- **Problem to solve**:
Convert every line of the records below into a Markdown table with a Row column numbering each line and a Line column holding its text, skipping blank lines and leaving out the pictures.

-*-*-

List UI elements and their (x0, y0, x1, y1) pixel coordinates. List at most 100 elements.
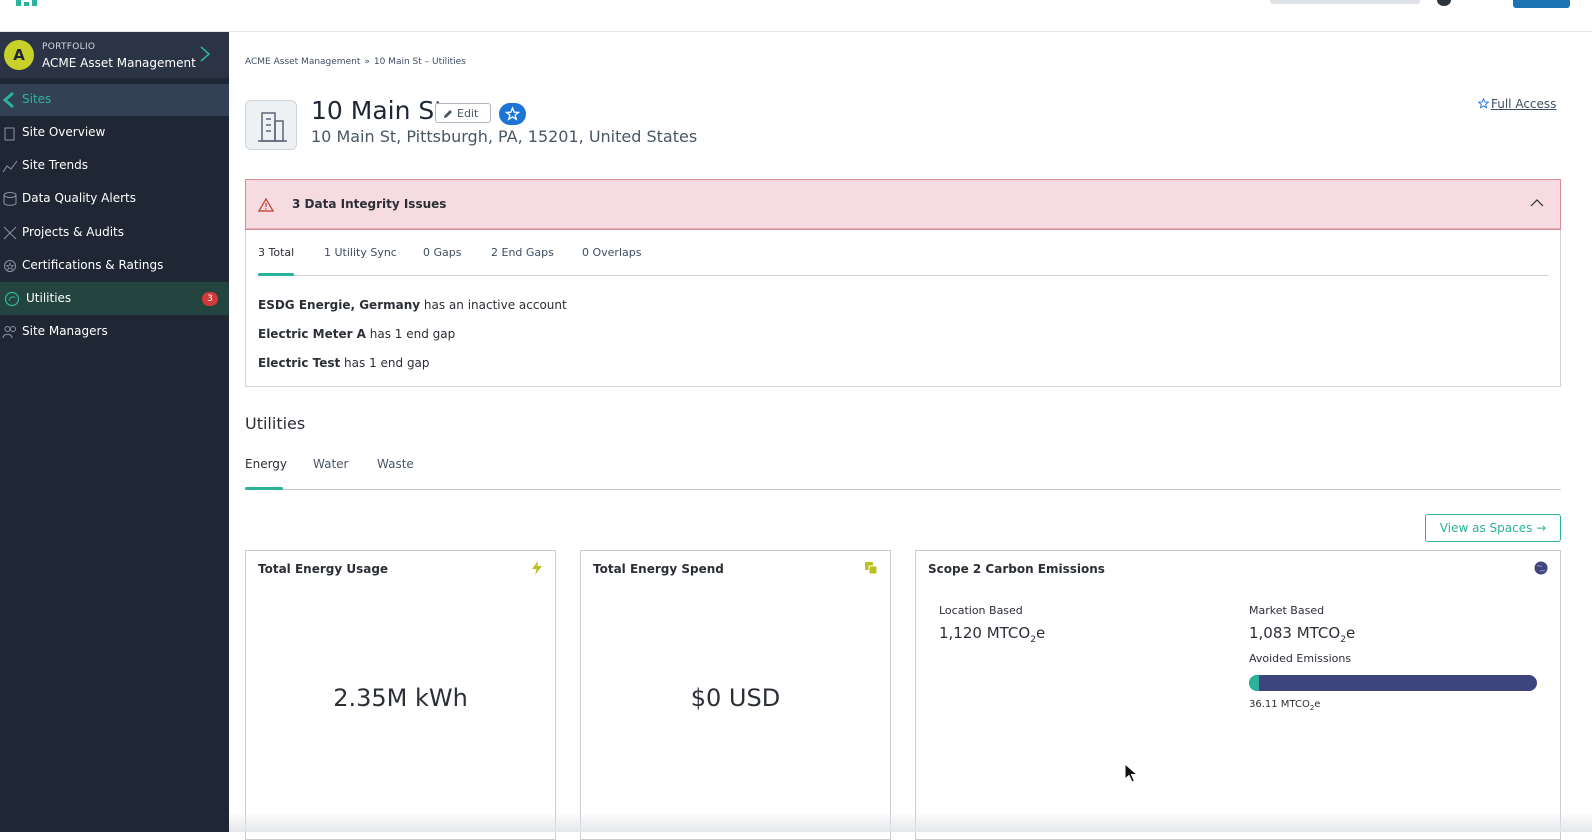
sidebar-item-utilities[interactable]: Utilities 3 (0, 282, 229, 315)
breadcrumb-parent-link[interactable]: ACME Asset Management (245, 57, 360, 67)
active-tab-indicator (245, 487, 283, 490)
location-based-value: 1,120 MTCO2e (939, 624, 1046, 645)
sites-label: Sites (22, 92, 52, 106)
chevron-left-icon (2, 91, 14, 109)
pencil-icon (444, 110, 452, 118)
top-action-button[interactable] (1513, 0, 1570, 8)
breadcrumb: ACME Asset Management » 10 Main St – Utili… (245, 57, 466, 67)
location-based-label: Location Based (939, 604, 1023, 617)
database-icon (3, 192, 17, 206)
chevron-right-icon[interactable] (198, 45, 212, 63)
sidebar-item-site-managers[interactable]: Site Managers (0, 315, 229, 348)
portfolio-label: PORTFOLIO (42, 42, 96, 52)
issue-text: has an inactive account (420, 298, 567, 312)
tab-energy[interactable]: Energy (245, 457, 287, 471)
market-based-label: Market Based (1249, 604, 1325, 617)
edit-button[interactable]: Edit (435, 103, 491, 123)
site-building-icon (245, 100, 297, 150)
access-level-label: Full Access (1491, 97, 1557, 111)
tab-utility-sync[interactable]: 1 Utility Sync (324, 246, 397, 259)
money-icon (865, 562, 878, 575)
portfolio-switcher[interactable]: A PORTFOLIO ACME Asset Management (0, 32, 229, 78)
mouse-cursor-icon (1124, 763, 1138, 783)
data-integrity-title: 3 Data Integrity Issues (292, 197, 447, 211)
active-tab-indicator (258, 273, 294, 276)
tab-gaps[interactable]: 0 Gaps (423, 246, 461, 259)
scope-2-emissions-card: Scope 2 Carbon Emissions Location Based … (915, 550, 1561, 840)
breadcrumb-separator: » (364, 57, 370, 67)
card-title: Scope 2 Carbon Emissions (928, 562, 1105, 576)
data-integrity-panel: 3 Data Integrity Issues 3 Total 1 Utilit… (245, 179, 1561, 387)
trend-chart-icon (2, 160, 18, 173)
issue-subject[interactable]: Electric Meter A (258, 327, 366, 341)
page-title: 10 Main St (311, 96, 445, 125)
total-energy-usage-card: Total Energy Usage 2.35M kWh (245, 550, 556, 840)
tab-waste[interactable]: Waste (377, 457, 414, 471)
user-avatar[interactable] (1437, 0, 1451, 6)
issue-text: has 1 end gap (365, 327, 456, 341)
avoided-emissions-bar (1249, 675, 1537, 691)
sidebar: A PORTFOLIO ACME Asset Management Sites … (0, 32, 229, 832)
edit-button-label: Edit (457, 107, 479, 120)
issue-text: has 1 end gap (340, 356, 430, 370)
top-bar (0, 0, 1592, 32)
main-content: ACME Asset Management » 10 Main St – Utili… (229, 32, 1592, 840)
star-outline-icon (1477, 97, 1490, 109)
card-title: Total Energy Usage (258, 562, 389, 576)
energy-usage-value: 2.35M kWh (333, 684, 468, 712)
portfolio-avatar: A (4, 40, 34, 70)
market-based-value: 1,083 MTCO2e (1249, 624, 1356, 645)
tab-total[interactable]: 3 Total (258, 246, 294, 259)
issue-subject[interactable]: ESDG Energie, Germany (258, 298, 420, 312)
sidebar-item-certifications-ratings[interactable]: Certifications & Ratings (0, 249, 229, 282)
certificate-icon (4, 260, 16, 272)
portfolio-name: ACME Asset Management (42, 56, 196, 70)
data-integrity-header[interactable]: 3 Data Integrity Issues (245, 179, 1561, 230)
warning-icon (258, 197, 274, 212)
sidebar-item-site-overview[interactable]: Site Overview (0, 116, 229, 149)
avoided-emissions-value: 36.11 MTCO2e (1249, 699, 1321, 712)
sidebar-item-label: Utilities (26, 291, 72, 305)
sidebar-item-label: Data Quality Alerts (22, 191, 136, 205)
issue-item: Electric Meter A has 1 end gap (258, 327, 455, 341)
sidebar-item-label: Projects & Audits (22, 225, 125, 239)
sidebar-item-label: Site Overview (22, 125, 106, 139)
avoided-emissions-label: Avoided Emissions (1249, 652, 1352, 665)
app-logo[interactable] (14, 0, 42, 6)
tools-icon (3, 226, 17, 240)
utilities-icon (4, 291, 20, 307)
sidebar-item-site-trends[interactable]: Site Trends (0, 149, 229, 182)
access-level-link[interactable]: Full Access (1477, 97, 1557, 111)
site-address: 10 Main St, Pittsburgh, PA, 15201, Unite… (311, 127, 698, 146)
utilities-heading: Utilities (245, 414, 306, 433)
star-icon (504, 106, 521, 121)
energy-spend-value: $0 USD (690, 684, 781, 712)
breadcrumb-current: 10 Main St – Utilities (373, 57, 466, 67)
tab-end-gaps[interactable]: 2 End Gaps (491, 246, 554, 259)
issue-item: ESDG Energie, Germany has an inactive ac… (258, 298, 567, 312)
avoided-emissions-fill (1249, 675, 1259, 691)
sidebar-item-label: Site Trends (22, 158, 88, 172)
issue-subject[interactable]: Electric Test (258, 356, 340, 370)
top-user-text[interactable] (1270, 0, 1420, 4)
sidebar-item-label: Site Managers (22, 324, 108, 338)
sites-back-link[interactable]: Sites (0, 84, 229, 116)
sidebar-item-data-quality-alerts[interactable]: Data Quality Alerts (0, 182, 229, 215)
data-integrity-tabs: 3 Total 1 Utility Sync 0 Gaps 2 End Gaps… (258, 230, 1548, 276)
favorite-button[interactable] (499, 103, 526, 125)
utilities-count-badge: 3 (202, 292, 218, 306)
issue-item: Electric Test has 1 end gap (258, 356, 430, 370)
lightning-icon (532, 561, 542, 575)
globe-icon (1534, 561, 1548, 575)
sidebar-item-projects-audits[interactable]: Projects & Audits (0, 216, 229, 249)
scroll-fade (229, 812, 1592, 832)
card-title: Total Energy Spend (593, 562, 724, 576)
chevron-up-icon[interactable] (1529, 196, 1545, 210)
tab-water[interactable]: Water (313, 457, 348, 471)
building-icon (4, 127, 15, 141)
tab-overlaps[interactable]: 0 Overlaps (582, 246, 641, 259)
view-as-spaces-button[interactable]: View as Spaces → (1425, 514, 1561, 542)
users-icon (2, 326, 16, 339)
sidebar-item-label: Certifications & Ratings (22, 258, 164, 272)
building-icon (258, 112, 287, 142)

-*-*-

- **Complete answer**:
| Row | Line |
|---|---|
| 1 | List UI elements and their (x0, y0, x1, y1) pixel coordinates. List at most 100 elements. |
| 2 | sidebar-item-utilities[interactable]: Utilities 3 (0, 282, 229, 315) |
| 3 | breadcrumb-parent-link[interactable]: ACME Asset Management (245, 57, 360, 67) |
| 4 | active-tab-indicator (245, 487, 283, 490) |
| 5 | location-based-value: 1,120 MTCO2e (939, 624, 1046, 645) |
| 6 | sites-label: Sites (22, 92, 52, 106) |
| 7 | chevron-left-icon (2, 91, 14, 109) |
| 8 | pencil-icon (444, 110, 452, 118) |
| 9 | top-action-button[interactable] (1513, 0, 1570, 8) |
| 10 | breadcrumb: ACME Asset Management » 10 Main St – Utili… (245, 57, 466, 67) |
| 11 | location-based-label: Location Based (939, 604, 1023, 617) |
| 12 | database-icon (3, 192, 17, 206) |
| 13 | chevron-right-icon[interactable] (198, 45, 212, 63) |
| 14 | sidebar-item-site-managers[interactable]: Site Managers (0, 315, 229, 348) |
| 15 | portfolio-label: PORTFOLIO (42, 42, 96, 52) |
| 16 | issue-text: has an inactive account (420, 298, 567, 312) |
| 17 | tab-energy[interactable]: Energy (245, 457, 287, 471) |
| 18 | market-based-label: Market Based (1249, 604, 1325, 617) |
| 19 | edit-button[interactable]: Edit (435, 103, 491, 123) |
| 20 | site-building-icon (245, 100, 297, 150) |
| 21 | access-level-label: Full Access (1491, 97, 1557, 111) |
| 22 | tab-utility-sync[interactable]: 1 Utility Sync (324, 246, 397, 259) |
| 23 | money-icon (865, 562, 878, 575) |
| 24 | portfolio-switcher[interactable]: A PORTFOLIO ACME Asset Management (0, 32, 229, 78) |
| 25 | mouse-cursor-icon (1124, 763, 1138, 783) |
| 26 | data-integrity-title: 3 Data Integrity Issues (292, 197, 447, 211) |
| 27 | active-tab-indicator (258, 273, 294, 276) |
| 28 | tab-gaps[interactable]: 0 Gaps (423, 246, 461, 259) |
| 29 | scope-2-emissions-card: Scope 2 Carbon Emissions Location Based … (915, 550, 1561, 840) |
| 30 | breadcrumb-separator: » (364, 57, 370, 67) |
| 31 | card-title: Scope 2 Carbon Emissions (928, 562, 1105, 576) |
| 32 | data-integrity-panel: 3 Data Integrity Issues 3 Total 1 Utilit… (245, 179, 1561, 387) |
| 33 | trend-chart-icon (2, 160, 18, 173) |
| 34 | issue-subject[interactable]: Electric Meter A (258, 327, 366, 341) |
| 35 | page-title: 10 Main St (311, 96, 445, 125) |
| 36 | total-energy-usage-card: Total Energy Usage 2.35M kWh (245, 550, 556, 840) |
| 37 | tab-waste[interactable]: Waste (377, 457, 414, 471) |
| 38 | user-avatar[interactable] (1437, 0, 1451, 6) |
| 39 | issue-text: has 1 end gap (365, 327, 456, 341) |
| 40 | avoided-emissions-bar (1249, 675, 1537, 691) |
| 41 | sidebar: A PORTFOLIO ACME Asset Management Sites … (0, 32, 229, 832) |
| 42 | edit-button-label: Edit (457, 107, 479, 120) |
| 43 | issue-text: has 1 end gap (340, 356, 430, 370) |
| 44 | top-bar (0, 0, 1592, 32) |
| 45 | main-content: ACME Asset Management » 10 Main St – Utili… (229, 32, 1592, 840) |
| 46 | star-outline-icon (1477, 97, 1490, 109) |
| 47 | card-title: Total Energy Usage (258, 562, 389, 576) |
| 48 | energy-usage-value: 2.35M kWh (333, 684, 468, 712) |
| 49 | portfolio-avatar: A (4, 40, 34, 70) |
| 50 | market-based-value: 1,083 MTCO2e (1249, 624, 1356, 645) |
| 51 | tab-total[interactable]: 3 Total (258, 246, 294, 259) |
| 52 | issue-subject[interactable]: ESDG Energie, Germany (258, 298, 420, 312) |
| 53 | sidebar-item-certifications-ratings[interactable]: Certifications & Ratings (0, 249, 229, 282) |
| 54 | certificate-icon (4, 260, 16, 272) |
| 55 | portfolio-name: ACME Asset Management (42, 56, 196, 70) |
| 56 | data-integrity-header[interactable]: 3 Data Integrity Issues (245, 179, 1561, 230) |
| 57 | warning-icon (258, 197, 274, 212) |
| 58 | sidebar-item-site-overview[interactable]: Site Overview (0, 116, 229, 149) |
| 59 | avoided-emissions-value: 36.11 MTCO2e (1249, 699, 1321, 712) |
| 60 | sidebar-item-label: Utilities (26, 291, 72, 305) |
| 61 | sidebar-item-label: Data Quality Alerts (22, 191, 136, 205) |
| 62 | issue-item: Electric Meter A has 1 end gap (258, 327, 455, 341) |
| 63 | sidebar-item-label: Projects & Audits (22, 225, 125, 239) |
| 64 | sidebar-item-label: Site Overview (22, 125, 106, 139) |
| 65 | avoided-emissions-label: Avoided Emissions (1249, 652, 1352, 665) |
| 66 | app-logo[interactable] (14, 0, 42, 6) |
| 67 | tools-icon (3, 226, 17, 240) |
| 68 | utilities-icon (4, 291, 20, 307) |
| 69 | sidebar-item-site-trends[interactable]: Site Trends (0, 149, 229, 182) |
| 70 | access-level-link[interactable]: Full Access (1477, 97, 1557, 111) |
| 71 | site-address: 10 Main St, Pittsburgh, PA, 15201, Unite… (311, 127, 698, 146) |
| 72 | utilities-heading: Utilities (245, 414, 306, 433) |
| 73 | star-icon (504, 106, 521, 121) |
| 74 | energy-spend-value: $0 USD (690, 684, 781, 712) |
| 75 | breadcrumb-current: 10 Main St – Utilities (373, 57, 466, 67) |
| 76 | tab-end-gaps[interactable]: 2 End Gaps (491, 246, 554, 259) |
| 77 | issue-item: ESDG Energie, Germany has an inactive ac… (258, 298, 567, 312) |
| 78 | avoided-emissions-fill (1249, 675, 1259, 691) |
| 79 | sidebar-item-label: Site Trends (22, 158, 88, 172) |
| 80 | issue-subject[interactable]: Electric Test (258, 356, 340, 370) |
| 81 | top-user-text[interactable] (1270, 0, 1420, 4) |
| 82 | sidebar-item-label: Site Managers (22, 324, 108, 338) |
| 83 | sites-back-link[interactable]: Sites (0, 84, 229, 116) |
| 84 | sidebar-item-data-quality-alerts[interactable]: Data Quality Alerts (0, 182, 229, 215) |
| 85 | data-integrity-tabs: 3 Total 1 Utility Sync 0 Gaps 2 End Gaps… (258, 230, 1548, 276) |
| 86 | favorite-button[interactable] (499, 103, 526, 125) |
| 87 | utilities-count-badge: 3 (202, 292, 218, 306) |
| 88 | issue-item: Electric Test has 1 end gap (258, 356, 430, 370) |
| 89 | lightning-icon (532, 561, 542, 575) |
| 90 | globe-icon (1534, 561, 1548, 575) |
| 91 | sidebar-item-projects-audits[interactable]: Projects & Audits (0, 216, 229, 249) |
| 92 | scroll-fade (229, 812, 1592, 832) |
| 93 | card-title: Total Energy Spend (593, 562, 724, 576) |
| 94 | chevron-up-icon[interactable] (1529, 196, 1545, 210) |
| 95 | tab-water[interactable]: Water (313, 457, 348, 471) |
| 96 | building-icon (4, 127, 15, 141) |
| 97 | tab-overlaps[interactable]: 0 Overlaps (582, 246, 641, 259) |
| 98 | view-as-spaces-button[interactable]: View as Spaces → (1425, 514, 1561, 542) |
| 99 | users-icon (2, 326, 16, 339) |
| 100 | sidebar-item-label: Certifications & Ratings (22, 258, 164, 272) |
| 101 | building-icon (258, 112, 287, 142) |